→ **Quoted passage**:

[start]

Cooking/hot water is indispensable as the basis of productive household life. In terms of provinces, cooking/hot water energy consumption is significantly higher in SC and GD, which is strongly related to differences in cooking habits and behaviors of residents. This view was also confirmed in a study by (Hager and Morawicki, 2013).

In the analysis of influencing factors, HDD₁₈, CDD₂₆ and GPR show trends that affect cooking/hot water consumption. This indicates that climatic conditions influence regional variations in hot water demand (Meireles et al., 2022). The popularity of gas can make household cooking/hot water activities more convenient and promote energy consumption (NDRC, 2022). PSH exhibits a positive correlation with PECH, indicating that in cities with a higher proportion of single-person households, household cooking activities are more dispersed, resulting in increased energy consumption intensity.

4.2.2 Power

Similar to cooking/hot water, the household characteristics is an important factor in power consumption. PSH shows a positive correlation with the level of household energy consumption, while an increase in HS demonstrates a significant negative correlation with per capita energy consumption. Single-person households often imply higher per capita energy consumption. This also suggests that the reduction in household size and the increase in the number of single-person households have led to the growth in total households, thereby promoting the increase in energy consumption.

The reasons for changes in family characteristics are multiple. Uneven economic development and population mobility are also significant factors contributing to this phenomenon. In regions such as ZJ, SH, GD, rapid economic development has attracted migrant workers. Single-person households account for nearly 30% of the total households in these areas, with household sizes lower than the national average. In contrast, in the northeastern regions, the outflow of a large number of employed individuals has exacerbated population aging, leading to an increase in single elderly households living alone (Liu et al., 2020). This is an important factor causing household downsizing. With social changes and shifts in family values, traditional notions of “four generations under one roof” and “three generations living together” have been abandoned. Additionally, the rise of individualistic thinking has contributed to smaller average household sizes. According to the data from the seventh National Population Census (NBS, 2021), the average household size in China dropped to 2.62 people, breaking the pattern of the “three-person household.”

Economic development and the level of urban development also have a significant impact on household power consumption (Huang and Matsumoto, 2021). PCI and PDI contribute to the growth in energy consumption with correlation coefficients of 0.798 and 0.81, respectively. This phenomenon is more pronounced in highly urbanized areas such as BJ and SH. Areas with higher levels of urban development tend to represent higher household incomes, and higher income elasticity promotes an increase in the types, penetration, and utilization of household appliances (Lei et al., 2022), which also changes the lifestyle and consumption habits of residents, and resulting in higher consumption demand. This also reflects how increasing the share of energy-efficient appliances is an important initiative to address environmental impacts in the era of household electrification (Baldini et al., 2018).

4.2.3 Heating and cooling

In the correlation coefficient analysis, a significant positive correlation was found between HDD₁₈ and PEH. Climate variation plays a crucial role in explaining the disparity in energy consumption for heating in urban households. Centralized thermal heating systems are prevalent in northern Chinese cities due to low winter temperatures and prolonged winter seasons, aimed at ensuring a comfortable indoor living environment (M. Fan et al., 2020), However, this feature also leads to high energy consumption levels.

[end]

→ **Exercise goal**: Copy the passage from the household energy study word for word, starting with "Economic development and the" and going on through "et al., 2018).".

→ **Given entries**:
[start]

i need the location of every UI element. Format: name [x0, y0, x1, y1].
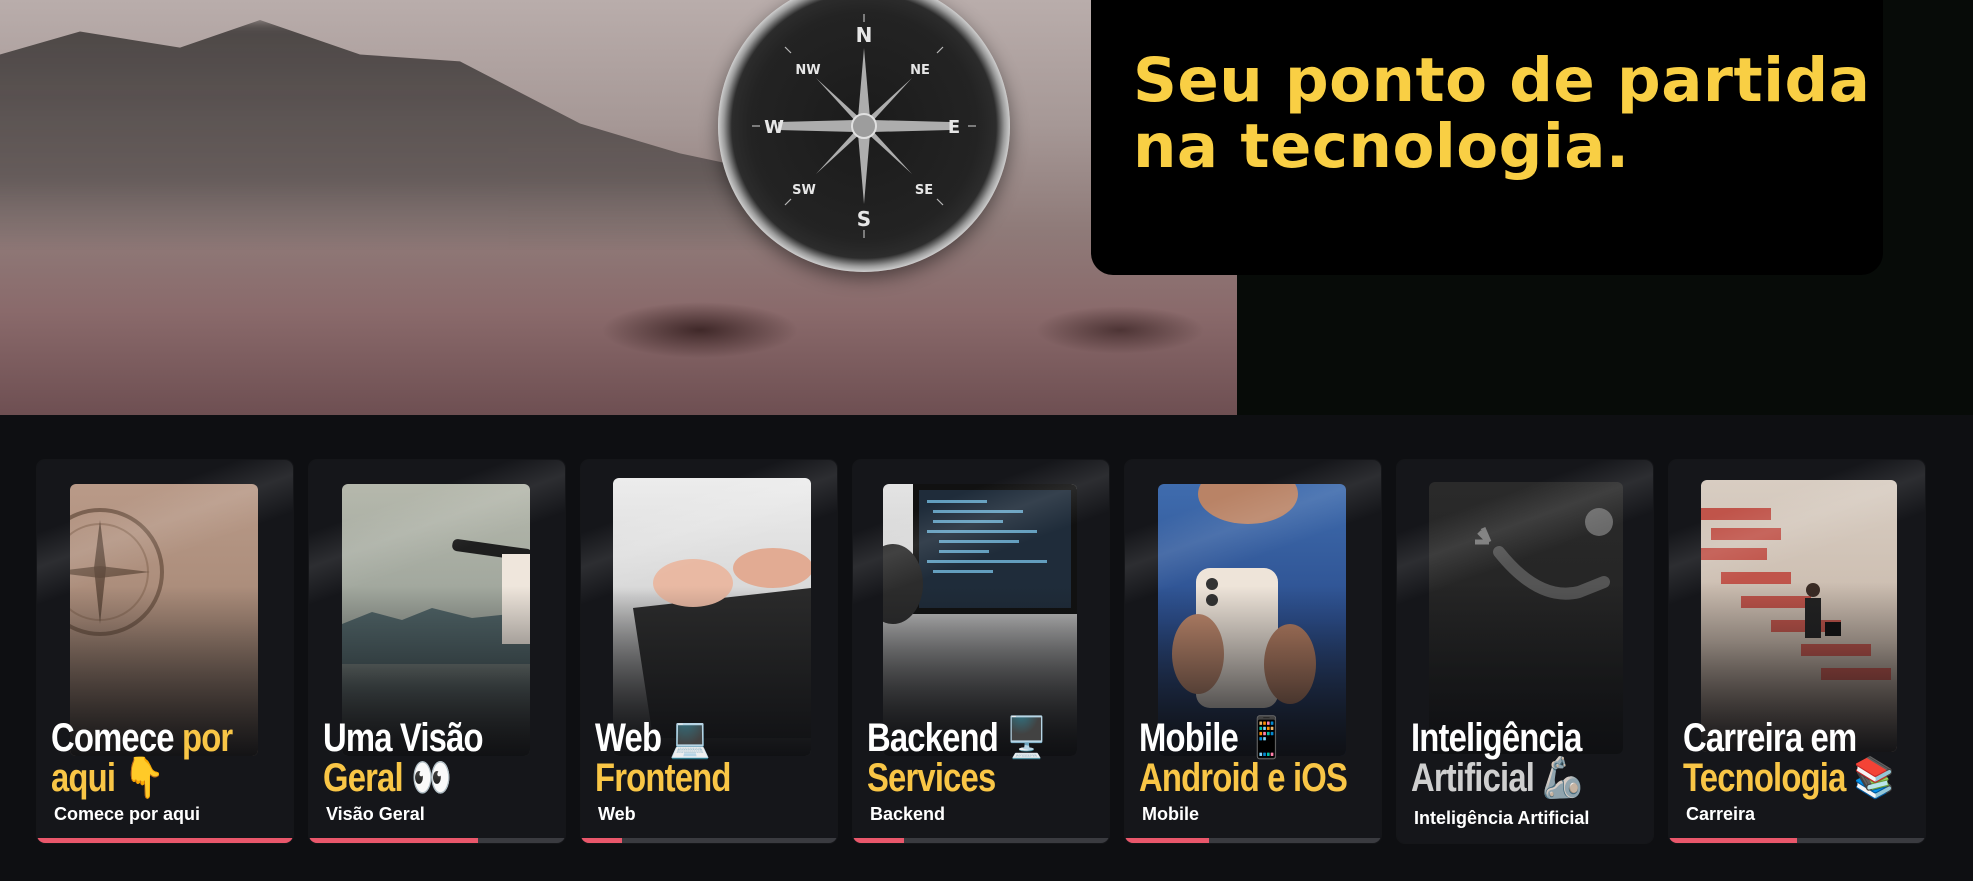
card-subtitle: Backend — [870, 804, 946, 824]
compass-letter-ne: NE — [910, 63, 930, 78]
compass-letter-w: W — [764, 117, 784, 138]
progress-bar — [853, 838, 1109, 843]
compass-image: N S E W NE NW SE SW — [718, 0, 1010, 272]
card-subtitle: Comece por aqui — [54, 804, 201, 824]
card-title: Backend 🖥️ Services — [867, 716, 1047, 800]
robot-arm-thumbnail — [1429, 482, 1623, 754]
card-subtitle: Carreira — [1686, 804, 1756, 824]
page-title: Seu ponto de partida na tecnologia. — [1133, 45, 1871, 182]
compass-letter-e: E — [948, 117, 960, 138]
category-card-carreira[interactable]: Carreira em Tecnologia 📚 Carreira — [1669, 460, 1925, 843]
compass-letter-n: N — [856, 23, 873, 47]
card-subtitle: Inteligência Artificial — [1414, 808, 1590, 828]
category-card-mobile[interactable]: Mobile 📱 Android e iOS Mobile — [1125, 460, 1381, 843]
card-title: Inteligência Artificial 🦾 — [1411, 716, 1583, 800]
compass-letter-nw: NW — [795, 63, 820, 78]
stairs-thumbnail — [1701, 480, 1897, 752]
card-subtitle: Web — [598, 804, 636, 824]
card-title: Mobile 📱 Android e iOS — [1139, 716, 1348, 800]
progress-bar — [1125, 838, 1381, 843]
category-card-comece-por-aqui[interactable]: Comece por aqui 👇 Comece por aqui — [37, 460, 293, 843]
category-cards-row: Comece por aqui 👇 Comece por aqui Uma Vi… — [0, 415, 1973, 881]
category-card-backend-services[interactable]: Backend 🖥️ Services Backend — [853, 460, 1109, 843]
progress-bar — [1669, 838, 1925, 843]
progress-bar — [309, 838, 565, 843]
card-subtitle: Visão Geral — [326, 804, 425, 824]
progress-bar — [1397, 838, 1653, 843]
hero-title-card: Seu ponto de partida na tecnologia. — [1091, 0, 1883, 275]
category-card-inteligencia-artificial[interactable]: Inteligência Artificial 🦾 Inteligência A… — [1397, 460, 1653, 843]
progress-bar — [581, 838, 837, 843]
hero-background-photo: N S E W NE NW SE SW — [0, 0, 1237, 415]
card-title: Comece por aqui 👇 — [51, 716, 233, 800]
compass-letter-sw: SW — [792, 183, 816, 198]
compass-letter-s: S — [857, 207, 871, 231]
card-title: Uma Visão Geral 👀 — [323, 716, 484, 800]
card-title: Web 💻 Frontend — [595, 716, 731, 800]
hero-banner: N S E W NE NW SE SW Seu ponto de partida… — [0, 0, 1973, 415]
laptop-thumbnail — [613, 478, 811, 756]
card-title: Carreira em Tecnologia 📚 — [1683, 716, 1895, 800]
category-card-web-frontend[interactable]: Web 💻 Frontend Web — [581, 460, 837, 843]
progress-bar — [37, 838, 293, 843]
card-subtitle: Mobile — [1142, 804, 1199, 824]
compass-letter-se: SE — [915, 183, 933, 198]
category-card-visao-geral[interactable]: Uma Visão Geral 👀 Visão Geral — [309, 460, 565, 843]
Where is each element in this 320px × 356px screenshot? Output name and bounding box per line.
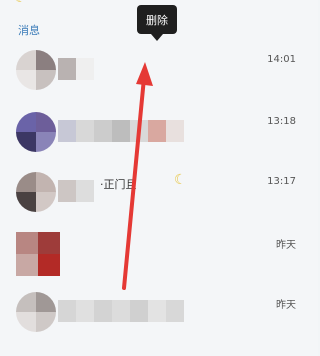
name-redacted bbox=[58, 180, 94, 202]
message-time: 昨天 bbox=[276, 240, 296, 251]
message-row[interactable]: 昨天 bbox=[0, 292, 318, 350]
message-time: 昨天 bbox=[276, 300, 296, 311]
crescent-moon-icon: ☾ bbox=[14, 0, 27, 6]
avatar bbox=[16, 50, 56, 90]
crescent-moon-icon: ☾ bbox=[174, 172, 187, 188]
name-redacted bbox=[58, 120, 184, 142]
message-row[interactable]: 13:18 bbox=[0, 112, 318, 170]
message-row[interactable]: ·正门且 ☾ 13:17 bbox=[0, 172, 318, 230]
delete-tooltip[interactable]: 删除 bbox=[137, 5, 177, 34]
avatar bbox=[16, 292, 56, 332]
avatar bbox=[16, 232, 60, 276]
tooltip-tail bbox=[151, 34, 163, 41]
section-title: 消息 bbox=[18, 24, 40, 37]
message-screen: ☾ 消息 14:01 13:18 ·正门且 ☾ 13: bbox=[0, 0, 318, 356]
avatar bbox=[16, 112, 56, 152]
message-time: 13:17 bbox=[267, 176, 296, 187]
name-redacted bbox=[58, 300, 184, 322]
message-snippet: ·正门且 bbox=[100, 178, 137, 191]
avatar bbox=[16, 172, 56, 212]
name-redacted bbox=[58, 58, 94, 80]
message-time: 13:18 bbox=[267, 116, 296, 127]
message-row[interactable]: 昨天 bbox=[0, 232, 318, 290]
message-row[interactable]: 14:01 bbox=[0, 50, 318, 108]
message-time: 14:01 bbox=[267, 54, 296, 65]
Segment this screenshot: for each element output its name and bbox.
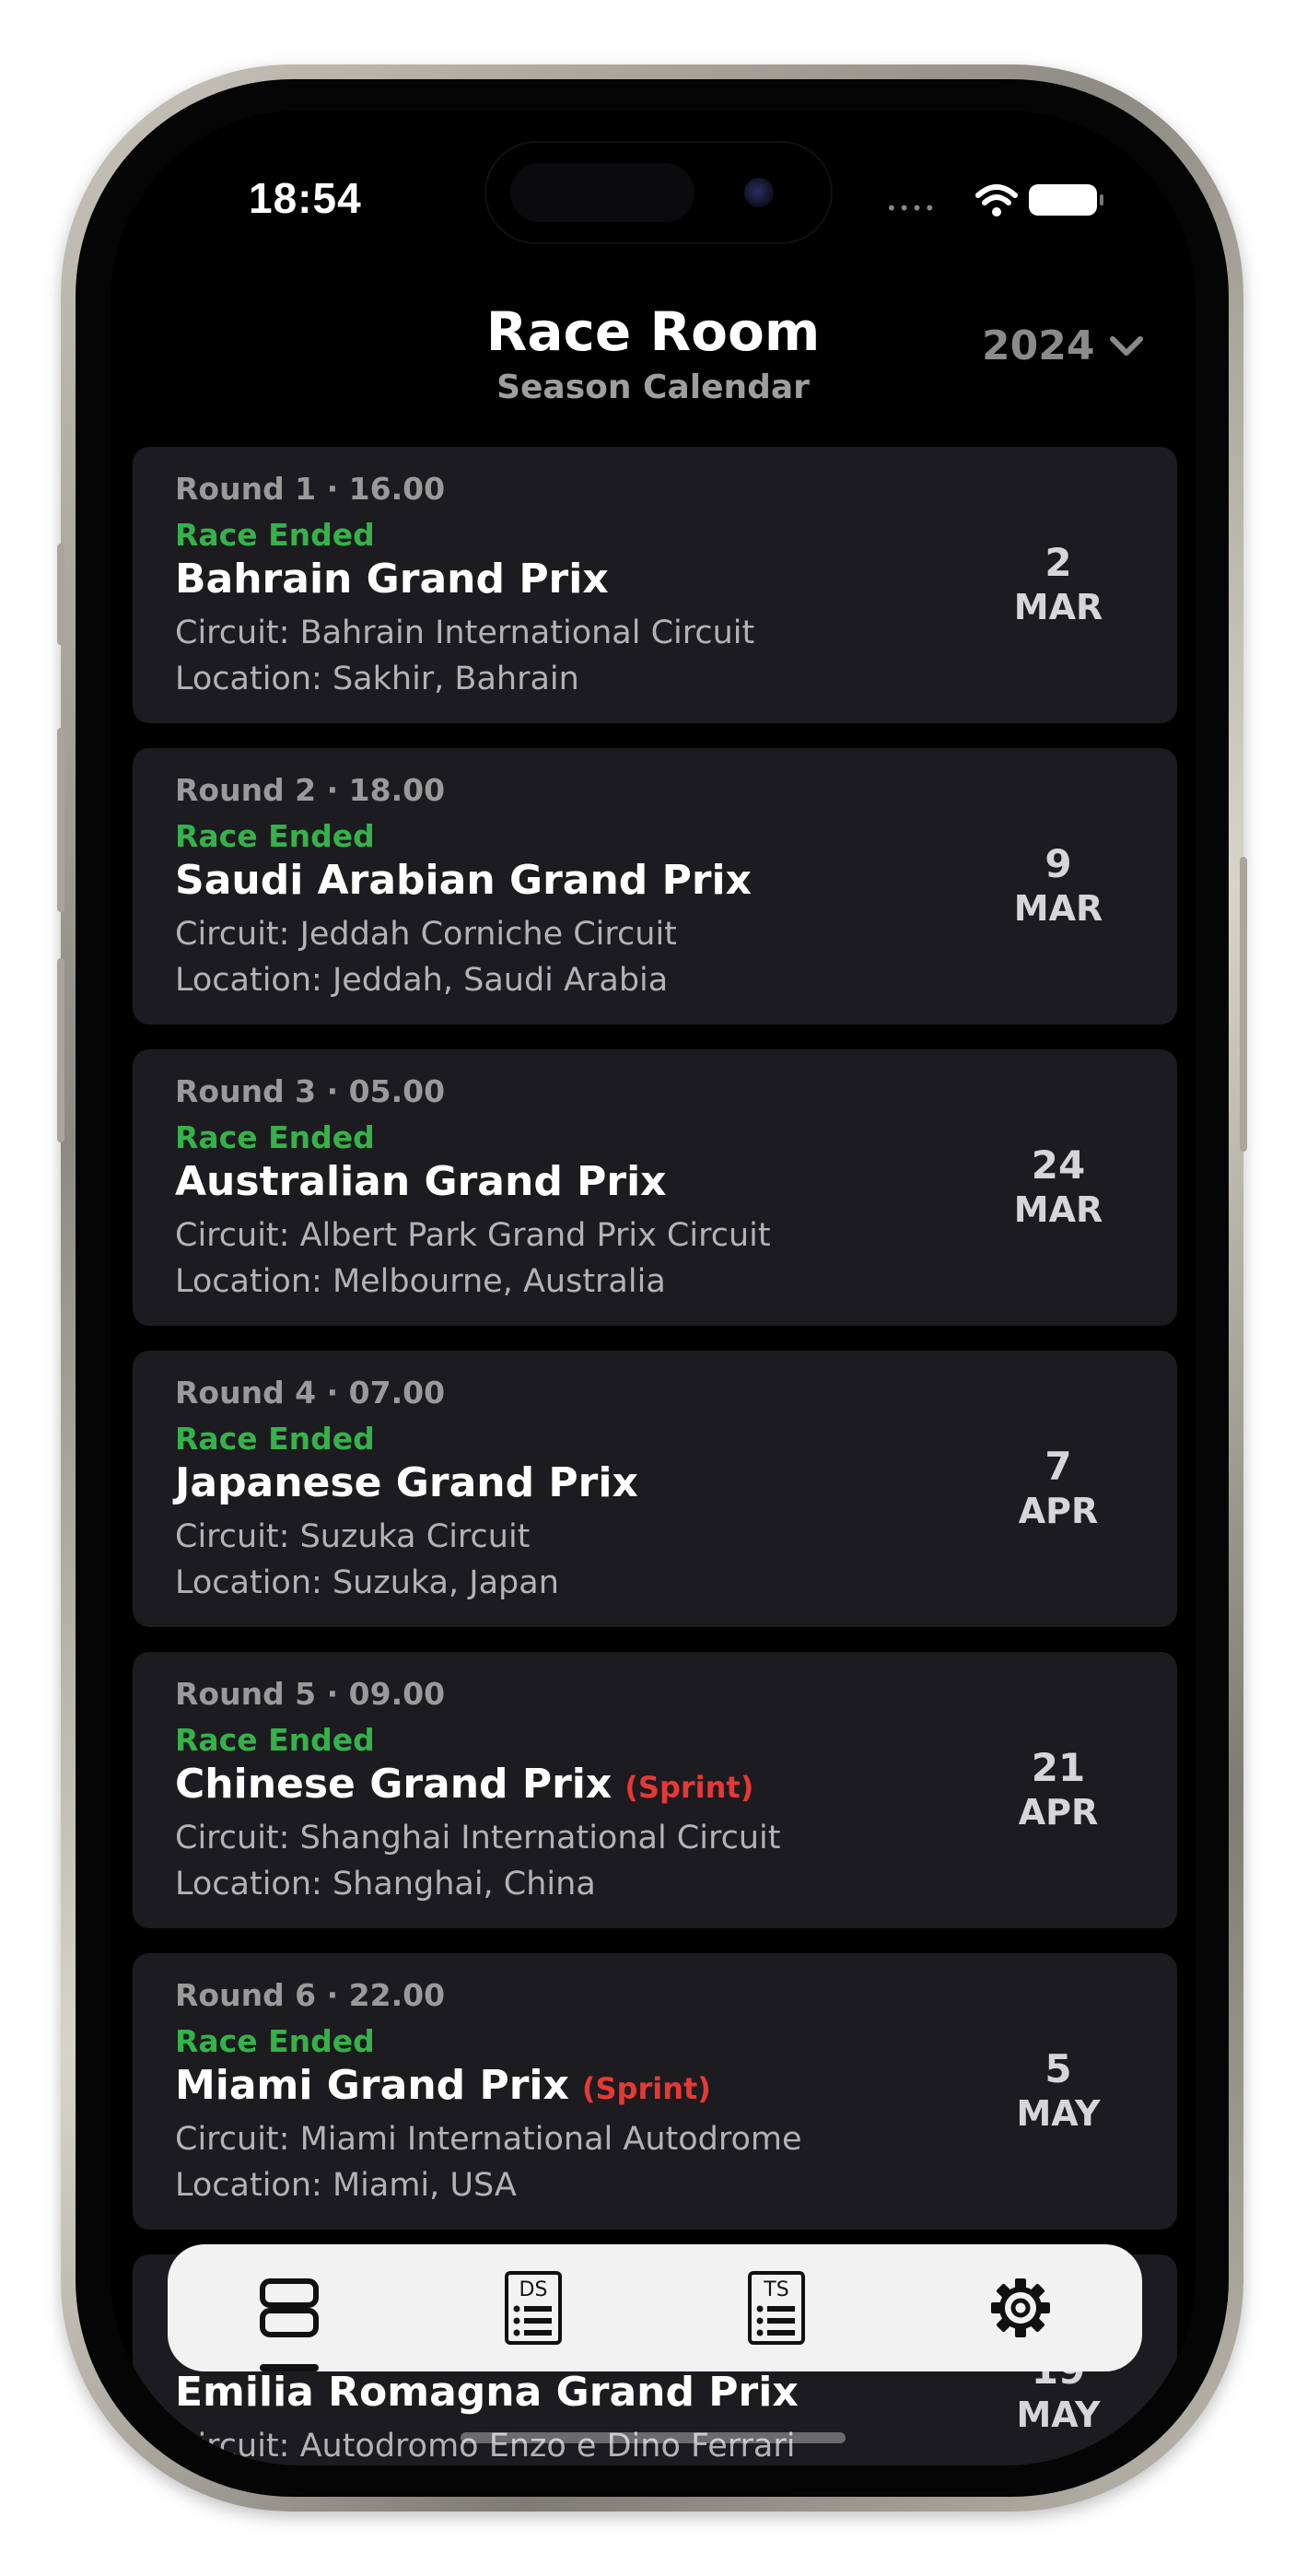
race-name-text: Emilia Romagna Grand Prix <box>175 2369 799 2416</box>
race-date: 21 APR <box>989 1746 1127 1834</box>
race-date: 9 MAR <box>989 842 1127 931</box>
volume-up-button <box>57 728 64 912</box>
race-circuit: Circuit: Miami International Autodrome <box>175 2121 802 2158</box>
race-name: Miami Grand Prix (Sprint) <box>175 2062 711 2109</box>
race-status: Race Ended <box>175 1722 375 1758</box>
power-button <box>1240 857 1247 1152</box>
race-date: 2 MAR <box>989 541 1127 629</box>
race-month: MAR <box>1013 1189 1103 1230</box>
race-status: Race Ended <box>175 2023 375 2059</box>
race-status: Race Ended <box>175 517 375 553</box>
race-status: Race Ended <box>175 1119 375 1155</box>
race-month: APR <box>1018 1491 1099 1531</box>
race-name-text: Miami Grand Prix <box>175 2062 569 2109</box>
race-date: 7 APR <box>989 1445 1127 1533</box>
race-location: Location: Miami, USA <box>175 2167 517 2204</box>
driver-standings-label: DS <box>519 2278 547 2301</box>
race-date: 24 MAR <box>989 1143 1127 1232</box>
home-indicator <box>461 2432 846 2443</box>
camera-icon <box>744 178 774 207</box>
race-round: Round 5 · 09.00 <box>175 1676 446 1712</box>
race-circuit: Circuit: Shanghai International Circuit <box>175 1820 781 1856</box>
calendar-list-icon <box>260 2278 320 2337</box>
race-day: 2 <box>1044 540 1072 585</box>
race-month: APR <box>1018 1792 1099 1832</box>
race-name-text: Chinese Grand Prix <box>175 1761 613 1808</box>
race-card[interactable]: Round 1 · 16.00 Race Ended Bahrain Grand… <box>133 447 1177 723</box>
race-name: Saudi Arabian Grand Prix <box>175 857 752 904</box>
gear-icon <box>990 2278 1050 2337</box>
driver-standings-icon: DS <box>504 2271 562 2345</box>
battery-icon <box>1029 184 1103 216</box>
race-location: Location: Suzuka, Japan <box>175 1564 559 1601</box>
status-time: 18:54 <box>249 174 362 222</box>
race-day: 24 <box>1031 1142 1086 1188</box>
tab-calendar[interactable] <box>220 2257 358 2371</box>
race-month: MAR <box>1013 587 1103 627</box>
action-button <box>57 544 64 645</box>
race-name-text: Australian Grand Prix <box>175 1158 667 1205</box>
race-name-text: Bahrain Grand Prix <box>175 556 609 603</box>
page-subtitle: Season Calendar <box>496 369 810 406</box>
chevron-down-icon <box>1110 335 1144 356</box>
race-circuit: Circuit: Suzuka Circuit <box>175 1518 531 1555</box>
race-circuit: Circuit: Bahrain International Circuit <box>175 615 755 651</box>
race-round: Round 3 · 05.00 <box>175 1073 446 1109</box>
race-day: 9 <box>1044 841 1072 886</box>
race-month: MAY <box>1016 2395 1101 2435</box>
race-month: MAR <box>1013 888 1103 929</box>
tab-team-standings[interactable]: TS <box>707 2257 846 2359</box>
race-month: MAY <box>1016 2093 1101 2134</box>
race-location: Location: Melbourne, Australia <box>175 1263 666 1300</box>
race-card[interactable]: Round 2 · 18.00 Race Ended Saudi Arabian… <box>133 748 1177 1025</box>
race-name: Australian Grand Prix <box>175 1158 667 1205</box>
race-round: Round 6 · 22.00 <box>175 1977 446 2013</box>
race-round: Round 1 · 16.00 <box>175 471 446 507</box>
screen: 18:54 •••• Race Room Season Calendar 202… <box>111 111 1196 2465</box>
race-name-text: Japanese Grand Prix <box>175 1459 638 1506</box>
race-location: Location: Shanghai, China <box>175 1866 596 1903</box>
race-location: Location: Sakhir, Bahrain <box>175 661 579 697</box>
race-name: Japanese Grand Prix <box>175 1459 638 1506</box>
race-day: 5 <box>1044 2046 1072 2091</box>
race-name: Bahrain Grand Prix <box>175 556 609 603</box>
tab-bar: DS TS <box>168 2244 1142 2371</box>
race-name: Chinese Grand Prix (Sprint) <box>175 1761 753 1808</box>
race-card[interactable]: Round 4 · 07.00 Race Ended Japanese Gran… <box>133 1351 1177 1627</box>
sprint-badge: (Sprint) <box>581 2071 711 2106</box>
race-name: Emilia Romagna Grand Prix <box>175 2369 799 2416</box>
status-indicators: •••• <box>886 181 1103 221</box>
race-day: 21 <box>1031 1745 1086 1790</box>
wifi-icon <box>975 184 1018 217</box>
race-date: 5 MAY <box>989 2047 1127 2136</box>
signal-icon: •••• <box>886 197 938 219</box>
tab-settings[interactable] <box>951 2257 1090 2359</box>
race-circuit: Circuit: Jeddah Corniche Circuit <box>175 916 677 953</box>
race-name-text: Saudi Arabian Grand Prix <box>175 857 753 904</box>
race-round: Round 4 · 07.00 <box>175 1375 446 1411</box>
year-value: 2024 <box>982 322 1095 369</box>
sprint-badge: (Sprint) <box>624 1770 754 1805</box>
race-round: Round 2 · 18.00 <box>175 772 446 808</box>
race-circuit: Circuit: Albert Park Grand Prix Circuit <box>175 1217 771 1254</box>
tab-driver-standings[interactable]: DS <box>464 2257 602 2359</box>
race-card[interactable]: Round 6 · 22.00 Race Ended Miami Grand P… <box>133 1953 1177 2230</box>
race-day: 7 <box>1044 1444 1072 1489</box>
year-selector[interactable]: 2024 <box>982 322 1144 369</box>
race-card[interactable]: Round 5 · 09.00 Race Ended Chinese Grand… <box>133 1652 1177 1928</box>
team-standings-label: TS <box>764 2278 789 2301</box>
dynamic-island <box>484 141 833 244</box>
volume-down-button <box>57 958 64 1142</box>
race-card[interactable]: Round 3 · 05.00 Race Ended Australian Gr… <box>133 1049 1177 1326</box>
race-status: Race Ended <box>175 818 375 854</box>
team-standings-icon: TS <box>748 2271 806 2345</box>
race-status: Race Ended <box>175 1421 375 1457</box>
race-location: Location: Jeddah, Saudi Arabia <box>175 962 669 999</box>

[end]

→ **Solution for this problem**:
Economic development and the level of urban development also have a significant impact on household power consumption (Huang and Matsumoto, 2021). PCI and PDI contribute to the growth in energy consumption with correlation coefficients of 0.798 and 0.81, respectively. This phenomenon is more pronounced in highly urbanized areas such as BJ and SH. Areas with higher levels of urban development tend to represent higher household incomes, and higher income elasticity promotes an increase in the types, penetration, and utilization of household appliances (Lei et al., 2022), which also changes the lifestyle and consumption habits of residents, and resulting in higher consumption demand. This also reflects how increasing the share of energy-efficient appliances is an important initiative to address environmental impacts in the era of household electrification (Baldini et al., 2018).